— Task to complete —
Return the full passage on the ceria material, word for word.

Further, the ceria material is substantially free of lattice substituting impurities, such as titanium. For example, the ceria material may be at least 99.0 wt % cerium oxide, such as at least about 99.5 wt % cerium oxide, or even greater than 99.9 wt % cerium oxide.

In addition, the ceria material may have a desirable particle morphology. For example, the particles of the ceria material may be substantially rounded. “Rounded” denotes particles having an aspect ratio (e.g., a first dimension divided by a next longest dimension) of approximately 1 with the exception of cubes. In particular, the ceria material may have an average roundness, defined as the average ratio of dimensions for a set of particles, of not greater than 1.28, such as not greater than 1.24. For example, the average roundness may be not greater than 1.2, such as not greater than 1.15.

The above described ceria materials exhibit desirable characteristics, particularly in the context of abrasive slurries. In particular, the above described methods enable the formation of ceria materials having controlled properties that provide unexpected technical advantages over prior art ceria material when used in abrasive slurries.

— Records shown —

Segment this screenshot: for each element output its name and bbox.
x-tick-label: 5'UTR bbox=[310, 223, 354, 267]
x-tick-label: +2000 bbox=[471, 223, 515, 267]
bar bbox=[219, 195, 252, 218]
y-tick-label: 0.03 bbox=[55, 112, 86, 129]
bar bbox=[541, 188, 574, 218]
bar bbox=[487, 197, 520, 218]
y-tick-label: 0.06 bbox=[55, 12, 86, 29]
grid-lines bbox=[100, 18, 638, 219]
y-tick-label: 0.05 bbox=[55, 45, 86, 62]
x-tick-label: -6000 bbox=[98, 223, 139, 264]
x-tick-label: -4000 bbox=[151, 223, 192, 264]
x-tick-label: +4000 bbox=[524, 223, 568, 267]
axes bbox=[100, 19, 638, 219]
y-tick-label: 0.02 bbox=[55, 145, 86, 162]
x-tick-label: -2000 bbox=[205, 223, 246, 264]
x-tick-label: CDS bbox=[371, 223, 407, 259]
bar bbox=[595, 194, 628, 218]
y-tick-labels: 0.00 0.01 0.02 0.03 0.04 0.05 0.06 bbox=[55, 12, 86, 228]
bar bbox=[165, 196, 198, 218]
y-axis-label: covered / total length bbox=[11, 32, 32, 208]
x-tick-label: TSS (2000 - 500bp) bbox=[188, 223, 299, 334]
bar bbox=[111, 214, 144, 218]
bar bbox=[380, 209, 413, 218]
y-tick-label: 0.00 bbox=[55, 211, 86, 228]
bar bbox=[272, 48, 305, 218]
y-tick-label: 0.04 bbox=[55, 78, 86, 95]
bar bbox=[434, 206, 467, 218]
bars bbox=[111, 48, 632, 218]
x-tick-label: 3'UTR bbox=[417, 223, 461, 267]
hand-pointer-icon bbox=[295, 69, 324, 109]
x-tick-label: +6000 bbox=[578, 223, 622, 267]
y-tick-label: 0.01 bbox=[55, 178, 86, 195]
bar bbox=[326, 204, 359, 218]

— Answer for this exercise —
Further, the ceria material is substantially free of lattice substituting impurities, such as titanium. For example, the ceria material may be at least 99.0 wt % cerium oxide, such as at least about 99.5 wt % cerium oxide, or even greater than 99.9 wt % cerium oxide.

In addition, the ceria material may have a desirable particle morphology. For example, the particles of the ceria material may be substantially rounded. “Rounded” denotes particles having an aspect ratio (e.g., a first dimension divided by a next longest dimension) of approximately 1 with the exception of cubes. In particular, the ceria material may have an average roundness, defined as the average ratio of dimensions for a set of particles, of not greater than 1.28, such as not greater than 1.24. For example, the average roundness may be not greater than 1.2, such as not greater than 1.15.

The above described ceria materials exhibit desirable characteristics, particularly in the context of abrasive slurries. In particular, the above described methods enable the formation of ceria materials having controlled properties that provide unexpected technical advantages over prior art ceria material when used in abrasive slurries.